(Extracted data entries)
·····

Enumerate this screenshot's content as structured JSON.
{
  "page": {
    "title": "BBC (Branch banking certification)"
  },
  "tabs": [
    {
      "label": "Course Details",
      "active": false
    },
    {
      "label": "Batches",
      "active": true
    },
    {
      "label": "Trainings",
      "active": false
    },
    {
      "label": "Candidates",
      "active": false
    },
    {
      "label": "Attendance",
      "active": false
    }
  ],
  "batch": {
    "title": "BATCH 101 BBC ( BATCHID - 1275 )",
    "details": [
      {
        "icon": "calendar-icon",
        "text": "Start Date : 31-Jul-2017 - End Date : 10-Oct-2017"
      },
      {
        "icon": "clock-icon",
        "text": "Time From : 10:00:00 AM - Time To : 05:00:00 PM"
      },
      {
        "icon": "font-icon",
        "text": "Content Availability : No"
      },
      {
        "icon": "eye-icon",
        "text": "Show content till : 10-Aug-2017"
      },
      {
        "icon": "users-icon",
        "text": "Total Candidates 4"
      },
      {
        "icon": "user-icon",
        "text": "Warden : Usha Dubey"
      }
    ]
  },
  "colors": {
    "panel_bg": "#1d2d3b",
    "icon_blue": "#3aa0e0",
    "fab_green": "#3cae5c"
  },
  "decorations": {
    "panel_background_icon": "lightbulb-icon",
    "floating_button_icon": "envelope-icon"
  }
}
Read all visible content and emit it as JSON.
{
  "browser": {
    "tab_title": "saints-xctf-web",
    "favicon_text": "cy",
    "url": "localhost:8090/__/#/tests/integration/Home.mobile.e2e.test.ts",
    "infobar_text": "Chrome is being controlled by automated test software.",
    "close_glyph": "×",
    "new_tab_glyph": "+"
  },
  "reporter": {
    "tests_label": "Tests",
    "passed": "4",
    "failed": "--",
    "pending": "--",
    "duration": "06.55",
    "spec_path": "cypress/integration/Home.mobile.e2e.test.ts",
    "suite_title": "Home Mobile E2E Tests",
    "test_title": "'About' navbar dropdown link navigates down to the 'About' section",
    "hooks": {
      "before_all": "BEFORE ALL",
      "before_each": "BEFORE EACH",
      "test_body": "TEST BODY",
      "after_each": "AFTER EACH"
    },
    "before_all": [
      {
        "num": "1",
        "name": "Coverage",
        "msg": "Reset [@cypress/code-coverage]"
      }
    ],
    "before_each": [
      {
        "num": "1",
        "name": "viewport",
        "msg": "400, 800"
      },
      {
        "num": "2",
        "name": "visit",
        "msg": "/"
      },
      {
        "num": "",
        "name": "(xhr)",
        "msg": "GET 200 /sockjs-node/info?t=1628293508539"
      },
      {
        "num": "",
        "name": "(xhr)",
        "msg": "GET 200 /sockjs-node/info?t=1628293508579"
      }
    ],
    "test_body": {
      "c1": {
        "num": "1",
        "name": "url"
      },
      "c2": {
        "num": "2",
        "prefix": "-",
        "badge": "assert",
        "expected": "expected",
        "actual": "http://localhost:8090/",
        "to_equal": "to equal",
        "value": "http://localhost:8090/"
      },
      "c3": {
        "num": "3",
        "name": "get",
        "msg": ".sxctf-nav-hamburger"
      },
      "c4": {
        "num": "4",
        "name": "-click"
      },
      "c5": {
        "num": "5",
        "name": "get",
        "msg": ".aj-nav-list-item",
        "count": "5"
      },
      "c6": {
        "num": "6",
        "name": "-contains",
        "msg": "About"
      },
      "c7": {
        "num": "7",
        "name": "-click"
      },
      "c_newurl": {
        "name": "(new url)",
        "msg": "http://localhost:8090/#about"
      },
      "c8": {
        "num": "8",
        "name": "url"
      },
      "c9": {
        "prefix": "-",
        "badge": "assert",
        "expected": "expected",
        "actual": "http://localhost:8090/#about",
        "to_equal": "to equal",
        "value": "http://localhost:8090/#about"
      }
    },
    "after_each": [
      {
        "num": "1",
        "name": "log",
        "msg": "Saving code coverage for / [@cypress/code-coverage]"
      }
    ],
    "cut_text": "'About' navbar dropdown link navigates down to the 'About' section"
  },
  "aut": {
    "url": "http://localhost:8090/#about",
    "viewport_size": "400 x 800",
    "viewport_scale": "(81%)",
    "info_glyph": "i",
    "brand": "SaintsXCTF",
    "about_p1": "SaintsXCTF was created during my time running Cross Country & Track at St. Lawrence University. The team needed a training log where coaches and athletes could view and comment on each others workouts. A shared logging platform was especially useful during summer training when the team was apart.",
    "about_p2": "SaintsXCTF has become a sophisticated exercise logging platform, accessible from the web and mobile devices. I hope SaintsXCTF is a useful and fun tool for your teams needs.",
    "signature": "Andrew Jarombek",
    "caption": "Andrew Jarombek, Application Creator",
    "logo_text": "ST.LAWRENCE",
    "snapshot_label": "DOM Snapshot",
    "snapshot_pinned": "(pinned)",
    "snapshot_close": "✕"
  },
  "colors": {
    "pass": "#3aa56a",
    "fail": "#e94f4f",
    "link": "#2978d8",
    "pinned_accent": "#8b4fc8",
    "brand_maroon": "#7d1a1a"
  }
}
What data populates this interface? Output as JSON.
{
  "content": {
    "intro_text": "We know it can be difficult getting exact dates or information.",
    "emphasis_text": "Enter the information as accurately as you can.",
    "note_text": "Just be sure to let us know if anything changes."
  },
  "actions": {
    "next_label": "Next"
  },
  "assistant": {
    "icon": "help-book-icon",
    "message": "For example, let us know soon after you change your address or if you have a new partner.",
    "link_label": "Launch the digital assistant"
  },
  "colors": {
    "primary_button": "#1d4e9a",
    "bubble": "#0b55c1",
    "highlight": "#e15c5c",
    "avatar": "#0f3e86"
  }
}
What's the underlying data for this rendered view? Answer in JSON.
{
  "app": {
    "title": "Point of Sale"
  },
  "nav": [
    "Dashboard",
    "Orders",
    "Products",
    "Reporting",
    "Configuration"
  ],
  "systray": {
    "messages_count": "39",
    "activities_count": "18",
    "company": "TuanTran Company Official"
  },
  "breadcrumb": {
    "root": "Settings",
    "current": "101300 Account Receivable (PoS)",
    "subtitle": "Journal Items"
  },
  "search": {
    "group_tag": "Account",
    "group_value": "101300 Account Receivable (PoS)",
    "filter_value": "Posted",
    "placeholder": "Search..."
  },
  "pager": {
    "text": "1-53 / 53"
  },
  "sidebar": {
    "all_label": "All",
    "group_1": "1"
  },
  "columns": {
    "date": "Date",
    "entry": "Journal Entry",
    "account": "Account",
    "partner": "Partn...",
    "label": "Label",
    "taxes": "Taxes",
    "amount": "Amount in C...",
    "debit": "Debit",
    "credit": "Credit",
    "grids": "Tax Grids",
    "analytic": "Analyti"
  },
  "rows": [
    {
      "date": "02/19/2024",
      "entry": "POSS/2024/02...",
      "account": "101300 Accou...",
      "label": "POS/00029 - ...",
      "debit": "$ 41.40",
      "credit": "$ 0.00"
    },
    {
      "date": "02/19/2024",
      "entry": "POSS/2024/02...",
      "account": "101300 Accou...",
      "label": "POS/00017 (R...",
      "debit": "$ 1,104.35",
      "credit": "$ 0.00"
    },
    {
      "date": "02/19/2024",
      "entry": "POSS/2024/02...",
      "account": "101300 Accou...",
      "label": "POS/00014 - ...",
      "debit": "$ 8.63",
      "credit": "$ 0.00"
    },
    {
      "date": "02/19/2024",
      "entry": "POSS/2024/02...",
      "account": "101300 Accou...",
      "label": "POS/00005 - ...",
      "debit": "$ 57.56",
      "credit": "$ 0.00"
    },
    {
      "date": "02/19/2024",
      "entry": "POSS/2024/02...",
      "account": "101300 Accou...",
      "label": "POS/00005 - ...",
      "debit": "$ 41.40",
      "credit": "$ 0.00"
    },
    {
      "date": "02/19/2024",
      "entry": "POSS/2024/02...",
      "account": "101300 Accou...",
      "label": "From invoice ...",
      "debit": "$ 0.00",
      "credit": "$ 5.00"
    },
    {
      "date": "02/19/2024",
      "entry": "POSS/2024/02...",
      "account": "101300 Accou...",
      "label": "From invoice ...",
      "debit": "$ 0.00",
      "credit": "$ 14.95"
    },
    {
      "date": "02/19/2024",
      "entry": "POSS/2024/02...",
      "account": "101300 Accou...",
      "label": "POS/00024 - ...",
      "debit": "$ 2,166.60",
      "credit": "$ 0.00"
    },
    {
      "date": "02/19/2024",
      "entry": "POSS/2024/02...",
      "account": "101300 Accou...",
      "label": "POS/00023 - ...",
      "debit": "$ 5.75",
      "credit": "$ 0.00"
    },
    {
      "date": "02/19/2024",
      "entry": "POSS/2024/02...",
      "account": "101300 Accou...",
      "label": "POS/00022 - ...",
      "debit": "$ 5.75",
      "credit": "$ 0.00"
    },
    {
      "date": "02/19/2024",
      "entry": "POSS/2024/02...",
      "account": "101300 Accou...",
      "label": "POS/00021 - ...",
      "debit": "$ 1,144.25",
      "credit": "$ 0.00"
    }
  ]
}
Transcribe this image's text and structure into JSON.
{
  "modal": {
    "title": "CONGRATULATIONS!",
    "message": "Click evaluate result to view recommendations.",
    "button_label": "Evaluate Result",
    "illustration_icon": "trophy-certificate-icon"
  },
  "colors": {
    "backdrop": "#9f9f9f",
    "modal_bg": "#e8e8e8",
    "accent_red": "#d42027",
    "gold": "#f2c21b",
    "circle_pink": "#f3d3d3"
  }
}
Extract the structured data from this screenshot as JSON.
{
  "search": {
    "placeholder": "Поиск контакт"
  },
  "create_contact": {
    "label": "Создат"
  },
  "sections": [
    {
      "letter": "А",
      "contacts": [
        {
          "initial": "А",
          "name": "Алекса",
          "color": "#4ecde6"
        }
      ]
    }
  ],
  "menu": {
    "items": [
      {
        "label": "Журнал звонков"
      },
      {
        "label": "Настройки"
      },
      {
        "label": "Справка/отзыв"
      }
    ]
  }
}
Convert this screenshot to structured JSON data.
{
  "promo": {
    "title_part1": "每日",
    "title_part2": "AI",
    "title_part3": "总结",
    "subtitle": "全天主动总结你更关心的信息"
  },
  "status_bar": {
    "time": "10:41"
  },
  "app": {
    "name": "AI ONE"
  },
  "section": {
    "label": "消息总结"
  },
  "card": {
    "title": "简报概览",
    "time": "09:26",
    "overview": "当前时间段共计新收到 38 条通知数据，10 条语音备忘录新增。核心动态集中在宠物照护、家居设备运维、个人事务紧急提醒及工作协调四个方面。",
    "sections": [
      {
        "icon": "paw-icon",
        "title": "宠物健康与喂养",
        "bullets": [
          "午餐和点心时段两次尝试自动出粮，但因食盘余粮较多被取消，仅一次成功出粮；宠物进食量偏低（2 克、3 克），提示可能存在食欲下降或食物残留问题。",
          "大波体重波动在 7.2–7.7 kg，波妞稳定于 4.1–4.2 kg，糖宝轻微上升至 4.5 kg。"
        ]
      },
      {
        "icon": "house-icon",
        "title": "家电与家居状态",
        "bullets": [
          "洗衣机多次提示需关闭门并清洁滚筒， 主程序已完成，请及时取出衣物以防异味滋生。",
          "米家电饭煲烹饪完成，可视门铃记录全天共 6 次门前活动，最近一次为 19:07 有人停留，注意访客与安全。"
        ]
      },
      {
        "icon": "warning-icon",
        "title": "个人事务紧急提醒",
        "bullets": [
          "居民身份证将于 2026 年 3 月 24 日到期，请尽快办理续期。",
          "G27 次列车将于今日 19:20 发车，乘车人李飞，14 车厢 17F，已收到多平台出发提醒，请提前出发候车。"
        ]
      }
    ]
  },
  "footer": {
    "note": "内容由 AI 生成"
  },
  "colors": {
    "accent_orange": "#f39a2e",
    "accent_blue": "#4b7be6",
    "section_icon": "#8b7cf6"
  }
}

·····

Your instructions: Copy all lines from the listing that contain "cypress".

Full answer:
    "spec_path": "cypress/integration/Home.mobile.e2e.test.ts",
        "msg": "Reset [@cypress/code-coverage]"
        "msg": "Saving code coverage for / [@cypress/code-coverage]"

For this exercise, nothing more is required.